_Material supplied_.
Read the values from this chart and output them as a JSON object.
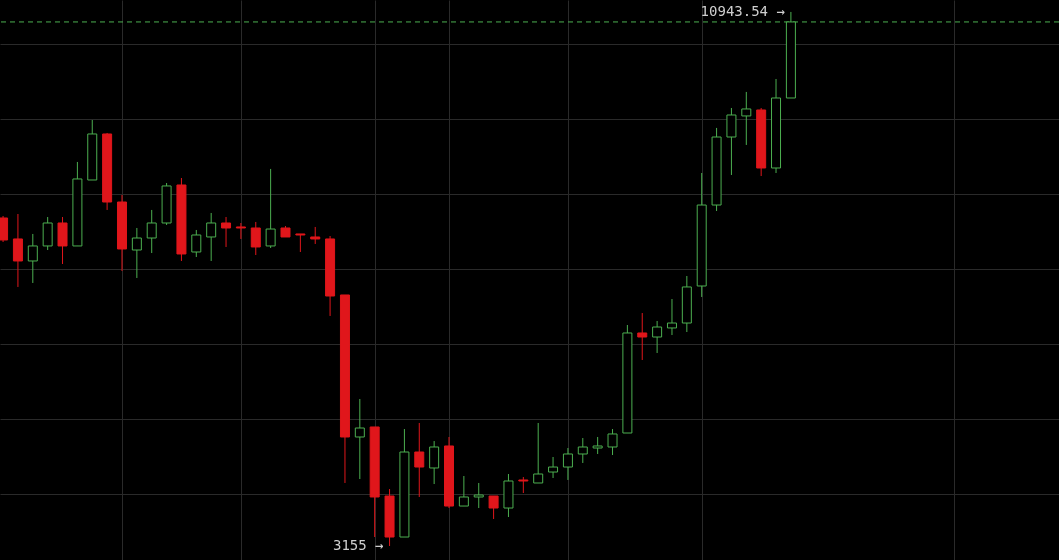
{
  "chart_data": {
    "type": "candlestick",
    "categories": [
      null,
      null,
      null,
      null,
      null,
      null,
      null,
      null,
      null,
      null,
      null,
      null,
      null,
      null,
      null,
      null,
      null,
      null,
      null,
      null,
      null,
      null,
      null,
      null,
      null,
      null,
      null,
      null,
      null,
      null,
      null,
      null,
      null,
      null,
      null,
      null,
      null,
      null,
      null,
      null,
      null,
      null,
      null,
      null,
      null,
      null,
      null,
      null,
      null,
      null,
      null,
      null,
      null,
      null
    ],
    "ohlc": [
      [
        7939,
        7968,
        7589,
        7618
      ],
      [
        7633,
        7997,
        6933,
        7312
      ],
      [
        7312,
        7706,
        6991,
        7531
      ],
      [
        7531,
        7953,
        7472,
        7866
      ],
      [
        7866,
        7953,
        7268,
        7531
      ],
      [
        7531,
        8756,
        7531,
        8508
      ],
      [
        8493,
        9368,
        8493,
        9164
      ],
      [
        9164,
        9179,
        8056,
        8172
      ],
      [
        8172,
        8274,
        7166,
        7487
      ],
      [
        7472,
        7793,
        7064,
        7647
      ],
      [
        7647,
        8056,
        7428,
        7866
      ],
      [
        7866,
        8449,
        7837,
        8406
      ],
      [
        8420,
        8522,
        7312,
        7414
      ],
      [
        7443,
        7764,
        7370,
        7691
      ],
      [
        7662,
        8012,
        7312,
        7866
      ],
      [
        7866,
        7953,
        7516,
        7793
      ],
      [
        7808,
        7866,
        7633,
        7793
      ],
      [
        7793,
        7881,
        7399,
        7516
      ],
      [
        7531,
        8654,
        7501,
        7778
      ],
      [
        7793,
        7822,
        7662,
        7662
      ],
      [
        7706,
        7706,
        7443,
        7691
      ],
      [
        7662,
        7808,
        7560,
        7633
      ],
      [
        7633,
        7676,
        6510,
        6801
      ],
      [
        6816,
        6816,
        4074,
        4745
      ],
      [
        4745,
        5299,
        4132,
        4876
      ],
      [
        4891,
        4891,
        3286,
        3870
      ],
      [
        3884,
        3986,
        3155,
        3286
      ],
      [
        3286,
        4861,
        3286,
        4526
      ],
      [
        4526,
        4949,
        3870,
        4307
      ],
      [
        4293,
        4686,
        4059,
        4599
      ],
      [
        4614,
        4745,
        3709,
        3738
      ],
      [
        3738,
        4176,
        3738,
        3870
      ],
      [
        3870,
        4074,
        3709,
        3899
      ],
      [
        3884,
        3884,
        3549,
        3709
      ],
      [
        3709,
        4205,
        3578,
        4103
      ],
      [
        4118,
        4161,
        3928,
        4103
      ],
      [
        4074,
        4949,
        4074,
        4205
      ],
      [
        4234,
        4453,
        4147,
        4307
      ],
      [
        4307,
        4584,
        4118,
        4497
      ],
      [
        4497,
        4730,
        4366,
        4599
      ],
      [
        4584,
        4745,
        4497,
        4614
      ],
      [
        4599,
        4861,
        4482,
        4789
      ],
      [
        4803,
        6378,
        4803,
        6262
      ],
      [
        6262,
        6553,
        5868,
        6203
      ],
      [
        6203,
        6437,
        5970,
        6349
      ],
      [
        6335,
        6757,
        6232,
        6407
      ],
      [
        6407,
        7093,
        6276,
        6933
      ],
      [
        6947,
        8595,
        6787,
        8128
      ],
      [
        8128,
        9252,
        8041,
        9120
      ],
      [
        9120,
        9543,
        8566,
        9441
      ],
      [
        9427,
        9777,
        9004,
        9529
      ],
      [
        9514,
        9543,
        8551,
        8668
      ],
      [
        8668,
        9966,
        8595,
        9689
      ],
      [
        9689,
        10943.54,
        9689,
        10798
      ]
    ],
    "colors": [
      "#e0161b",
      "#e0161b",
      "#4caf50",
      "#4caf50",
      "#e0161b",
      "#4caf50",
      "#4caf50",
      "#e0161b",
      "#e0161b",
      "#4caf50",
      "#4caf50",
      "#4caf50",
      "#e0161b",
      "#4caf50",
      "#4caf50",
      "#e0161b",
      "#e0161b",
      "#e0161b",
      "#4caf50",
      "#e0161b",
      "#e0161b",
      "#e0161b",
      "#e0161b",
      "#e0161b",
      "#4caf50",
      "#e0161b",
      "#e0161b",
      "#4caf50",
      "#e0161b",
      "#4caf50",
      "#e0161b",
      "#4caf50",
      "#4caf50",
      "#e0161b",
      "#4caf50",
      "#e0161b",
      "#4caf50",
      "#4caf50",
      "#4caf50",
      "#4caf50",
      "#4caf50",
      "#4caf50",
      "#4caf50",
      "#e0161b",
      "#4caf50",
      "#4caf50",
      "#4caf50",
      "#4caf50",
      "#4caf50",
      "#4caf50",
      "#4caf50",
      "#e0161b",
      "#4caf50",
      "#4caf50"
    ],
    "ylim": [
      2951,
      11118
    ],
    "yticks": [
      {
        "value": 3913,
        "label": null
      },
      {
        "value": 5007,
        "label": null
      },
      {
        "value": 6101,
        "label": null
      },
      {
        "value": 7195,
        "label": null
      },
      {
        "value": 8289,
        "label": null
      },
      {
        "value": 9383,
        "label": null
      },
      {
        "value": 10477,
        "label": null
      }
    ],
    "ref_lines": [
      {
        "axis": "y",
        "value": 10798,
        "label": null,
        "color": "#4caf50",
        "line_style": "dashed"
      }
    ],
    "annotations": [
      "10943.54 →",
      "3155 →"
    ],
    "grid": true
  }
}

_Required task_. Give all the entries again exactly, dropping each picture.

_Full answer_.
Read the values from this chart and output them as a JSON object.
{
  "chart_data": {
    "type": "candlestick",
    "categories": [
      null,
      null,
      null,
      null,
      null,
      null,
      null,
      null,
      null,
      null,
      null,
      null,
      null,
      null,
      null,
      null,
      null,
      null,
      null,
      null,
      null,
      null,
      null,
      null,
      null,
      null,
      null,
      null,
      null,
      null,
      null,
      null,
      null,
      null,
      null,
      null,
      null,
      null,
      null,
      null,
      null,
      null,
      null,
      null,
      null,
      null,
      null,
      null,
      null,
      null,
      null,
      null,
      null,
      null
    ],
    "ohlc": [
      [
        7939,
        7968,
        7589,
        7618
      ],
      [
        7633,
        7997,
        6933,
        7312
      ],
      [
        7312,
        7706,
        6991,
        7531
      ],
      [
        7531,
        7953,
        7472,
        7866
      ],
      [
        7866,
        7953,
        7268,
        7531
      ],
      [
        7531,
        8756,
        7531,
        8508
      ],
      [
        8493,
        9368,
        8493,
        9164
      ],
      [
        9164,
        9179,
        8056,
        8172
      ],
      [
        8172,
        8274,
        7166,
        7487
      ],
      [
        7472,
        7793,
        7064,
        7647
      ],
      [
        7647,
        8056,
        7428,
        7866
      ],
      [
        7866,
        8449,
        7837,
        8406
      ],
      [
        8420,
        8522,
        7312,
        7414
      ],
      [
        7443,
        7764,
        7370,
        7691
      ],
      [
        7662,
        8012,
        7312,
        7866
      ],
      [
        7866,
        7953,
        7516,
        7793
      ],
      [
        7808,
        7866,
        7633,
        7793
      ],
      [
        7793,
        7881,
        7399,
        7516
      ],
      [
        7531,
        8654,
        7501,
        7778
      ],
      [
        7793,
        7822,
        7662,
        7662
      ],
      [
        7706,
        7706,
        7443,
        7691
      ],
      [
        7662,
        7808,
        7560,
        7633
      ],
      [
        7633,
        7676,
        6510,
        6801
      ],
      [
        6816,
        6816,
        4074,
        4745
      ],
      [
        4745,
        5299,
        4132,
        4876
      ],
      [
        4891,
        4891,
        3286,
        3870
      ],
      [
        3884,
        3986,
        3155,
        3286
      ],
      [
        3286,
        4861,
        3286,
        4526
      ],
      [
        4526,
        4949,
        3870,
        4307
      ],
      [
        4293,
        4686,
        4059,
        4599
      ],
      [
        4614,
        4745,
        3709,
        3738
      ],
      [
        3738,
        4176,
        3738,
        3870
      ],
      [
        3870,
        4074,
        3709,
        3899
      ],
      [
        3884,
        3884,
        3549,
        3709
      ],
      [
        3709,
        4205,
        3578,
        4103
      ],
      [
        4118,
        4161,
        3928,
        4103
      ],
      [
        4074,
        4949,
        4074,
        4205
      ],
      [
        4234,
        4453,
        4147,
        4307
      ],
      [
        4307,
        4584,
        4118,
        4497
      ],
      [
        4497,
        4730,
        4366,
        4599
      ],
      [
        4584,
        4745,
        4497,
        4614
      ],
      [
        4599,
        4861,
        4482,
        4789
      ],
      [
        4803,
        6378,
        4803,
        6262
      ],
      [
        6262,
        6553,
        5868,
        6203
      ],
      [
        6203,
        6437,
        5970,
        6349
      ],
      [
        6335,
        6757,
        6232,
        6407
      ],
      [
        6407,
        7093,
        6276,
        6933
      ],
      [
        6947,
        8595,
        6787,
        8128
      ],
      [
        8128,
        9252,
        8041,
        9120
      ],
      [
        9120,
        9543,
        8566,
        9441
      ],
      [
        9427,
        9777,
        9004,
        9529
      ],
      [
        9514,
        9543,
        8551,
        8668
      ],
      [
        8668,
        9966,
        8595,
        9689
      ],
      [
        9689,
        10943.54,
        9689,
        10798
      ]
    ],
    "colors": [
      "#e0161b",
      "#e0161b",
      "#4caf50",
      "#4caf50",
      "#e0161b",
      "#4caf50",
      "#4caf50",
      "#e0161b",
      "#e0161b",
      "#4caf50",
      "#4caf50",
      "#4caf50",
      "#e0161b",
      "#4caf50",
      "#4caf50",
      "#e0161b",
      "#e0161b",
      "#e0161b",
      "#4caf50",
      "#e0161b",
      "#e0161b",
      "#e0161b",
      "#e0161b",
      "#e0161b",
      "#4caf50",
      "#e0161b",
      "#e0161b",
      "#4caf50",
      "#e0161b",
      "#4caf50",
      "#e0161b",
      "#4caf50",
      "#4caf50",
      "#e0161b",
      "#4caf50",
      "#e0161b",
      "#4caf50",
      "#4caf50",
      "#4caf50",
      "#4caf50",
      "#4caf50",
      "#4caf50",
      "#4caf50",
      "#e0161b",
      "#4caf50",
      "#4caf50",
      "#4caf50",
      "#4caf50",
      "#4caf50",
      "#4caf50",
      "#4caf50",
      "#e0161b",
      "#4caf50",
      "#4caf50"
    ],
    "ylim": [
      2951,
      11118
    ],
    "yticks": [
      {
        "value": 3913,
        "label": null
      },
      {
        "value": 5007,
        "label": null
      },
      {
        "value": 6101,
        "label": null
      },
      {
        "value": 7195,
        "label": null
      },
      {
        "value": 8289,
        "label": null
      },
      {
        "value": 9383,
        "label": null
      },
      {
        "value": 10477,
        "label": null
      }
    ],
    "ref_lines": [
      {
        "axis": "y",
        "value": 10798,
        "label": null,
        "color": "#4caf50",
        "line_style": "dashed"
      }
    ],
    "annotations": [
      "10943.54 →",
      "3155 →"
    ],
    "grid": true
  }
}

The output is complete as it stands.